··· Given records ···
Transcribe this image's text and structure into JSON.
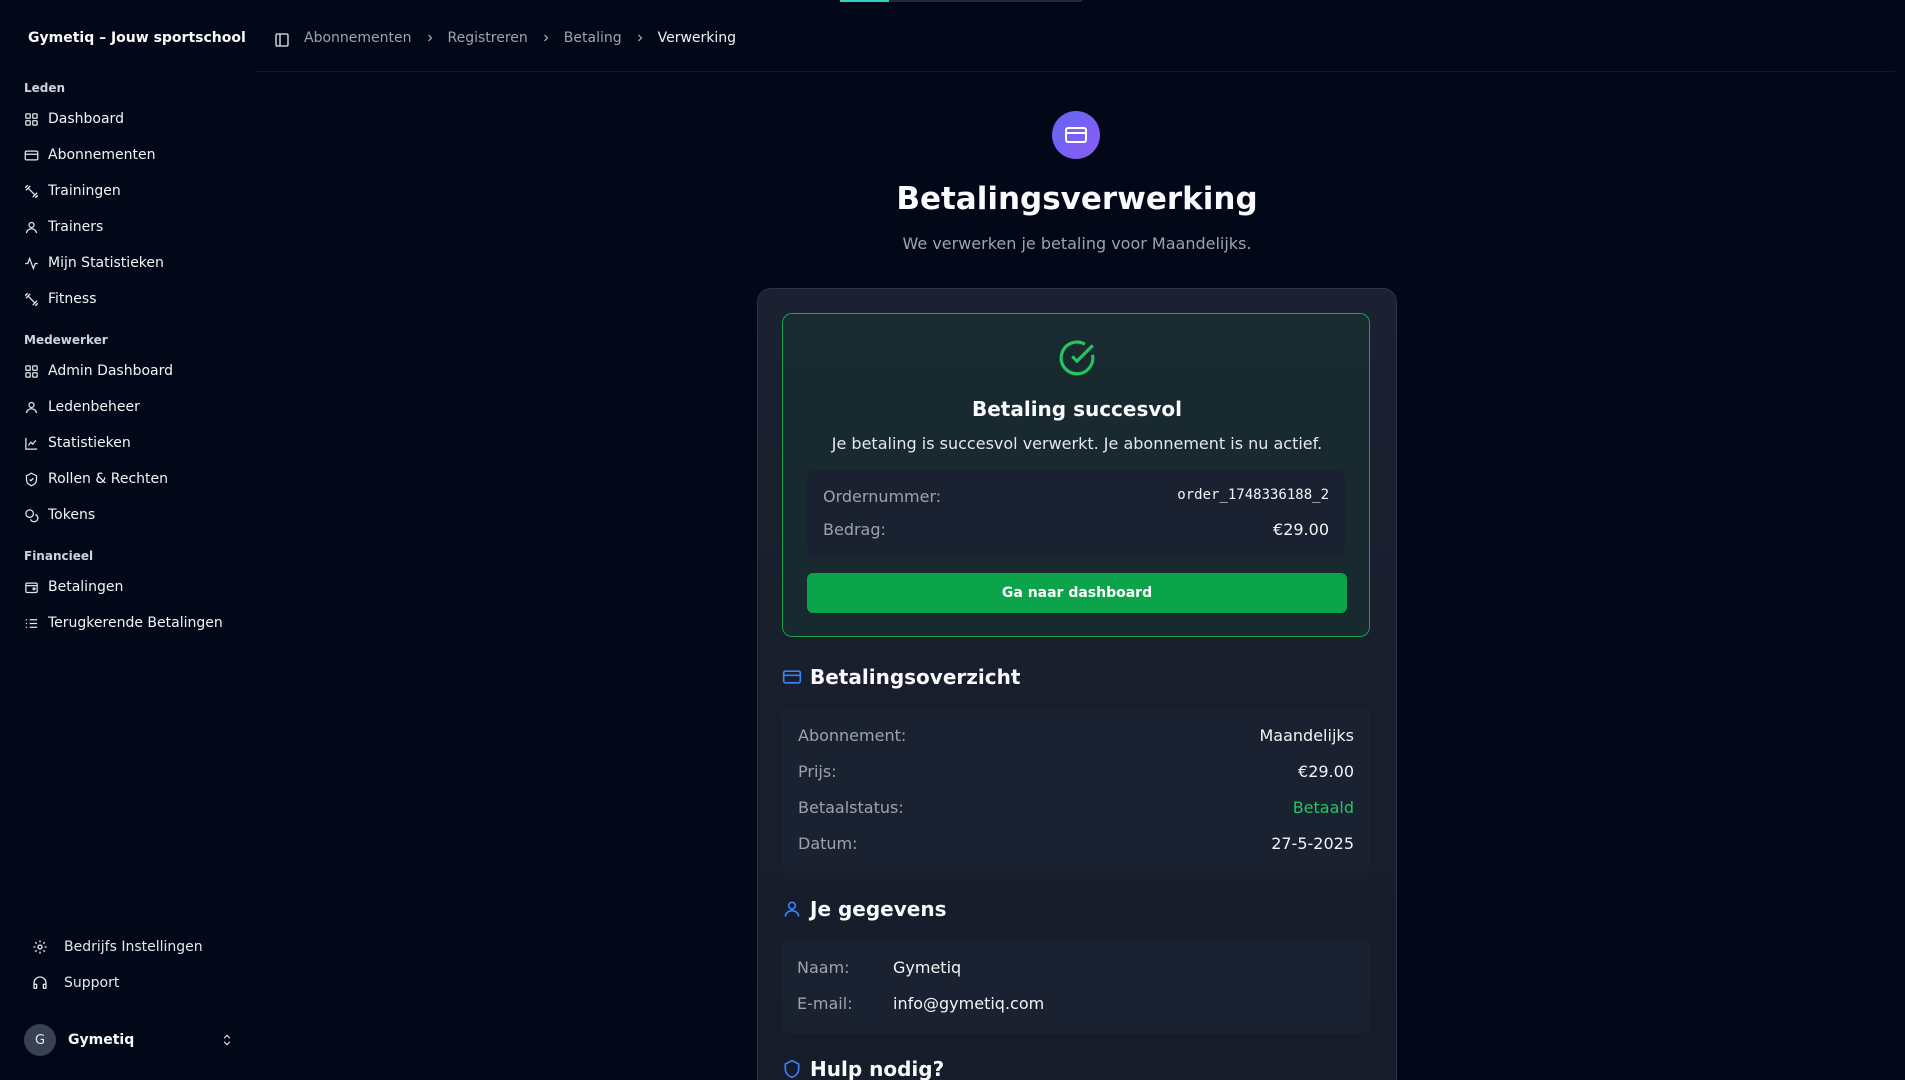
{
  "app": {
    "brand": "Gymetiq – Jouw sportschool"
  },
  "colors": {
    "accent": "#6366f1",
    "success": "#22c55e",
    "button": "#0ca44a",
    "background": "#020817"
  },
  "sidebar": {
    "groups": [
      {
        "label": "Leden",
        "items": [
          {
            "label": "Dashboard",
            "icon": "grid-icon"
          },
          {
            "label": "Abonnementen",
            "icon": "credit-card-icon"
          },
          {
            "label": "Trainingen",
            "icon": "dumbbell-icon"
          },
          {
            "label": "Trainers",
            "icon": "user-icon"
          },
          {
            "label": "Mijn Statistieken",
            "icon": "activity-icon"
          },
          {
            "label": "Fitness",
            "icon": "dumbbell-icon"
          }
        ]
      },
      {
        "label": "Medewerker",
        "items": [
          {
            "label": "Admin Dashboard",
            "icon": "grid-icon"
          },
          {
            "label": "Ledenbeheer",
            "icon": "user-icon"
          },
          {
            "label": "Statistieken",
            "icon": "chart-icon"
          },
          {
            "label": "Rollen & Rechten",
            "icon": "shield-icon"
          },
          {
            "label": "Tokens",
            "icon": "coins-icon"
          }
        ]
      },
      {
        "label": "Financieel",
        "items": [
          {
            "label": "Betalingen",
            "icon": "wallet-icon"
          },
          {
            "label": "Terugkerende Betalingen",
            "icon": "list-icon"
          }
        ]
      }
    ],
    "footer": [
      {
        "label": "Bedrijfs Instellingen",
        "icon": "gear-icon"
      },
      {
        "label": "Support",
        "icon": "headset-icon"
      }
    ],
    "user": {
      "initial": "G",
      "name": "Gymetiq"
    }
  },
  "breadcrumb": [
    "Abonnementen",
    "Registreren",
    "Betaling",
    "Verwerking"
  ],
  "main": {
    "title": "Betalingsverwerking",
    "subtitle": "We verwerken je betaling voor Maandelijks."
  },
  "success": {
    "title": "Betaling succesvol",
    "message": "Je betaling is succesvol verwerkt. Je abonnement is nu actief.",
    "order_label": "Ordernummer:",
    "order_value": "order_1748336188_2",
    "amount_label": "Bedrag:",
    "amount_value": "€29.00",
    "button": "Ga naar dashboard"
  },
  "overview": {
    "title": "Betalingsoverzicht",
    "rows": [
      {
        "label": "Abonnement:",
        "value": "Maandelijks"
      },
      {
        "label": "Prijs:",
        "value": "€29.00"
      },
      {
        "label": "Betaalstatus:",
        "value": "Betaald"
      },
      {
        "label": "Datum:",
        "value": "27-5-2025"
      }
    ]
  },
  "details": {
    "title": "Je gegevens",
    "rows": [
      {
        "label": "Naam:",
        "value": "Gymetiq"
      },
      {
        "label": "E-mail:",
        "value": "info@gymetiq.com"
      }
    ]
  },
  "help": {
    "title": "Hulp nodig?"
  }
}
···
## [What is asked]
Find the lines containing "Statistieken" and list every one of them.

## [Exercise solution]
            "label": "Mijn Statistieken",
            "label": "Statistieken",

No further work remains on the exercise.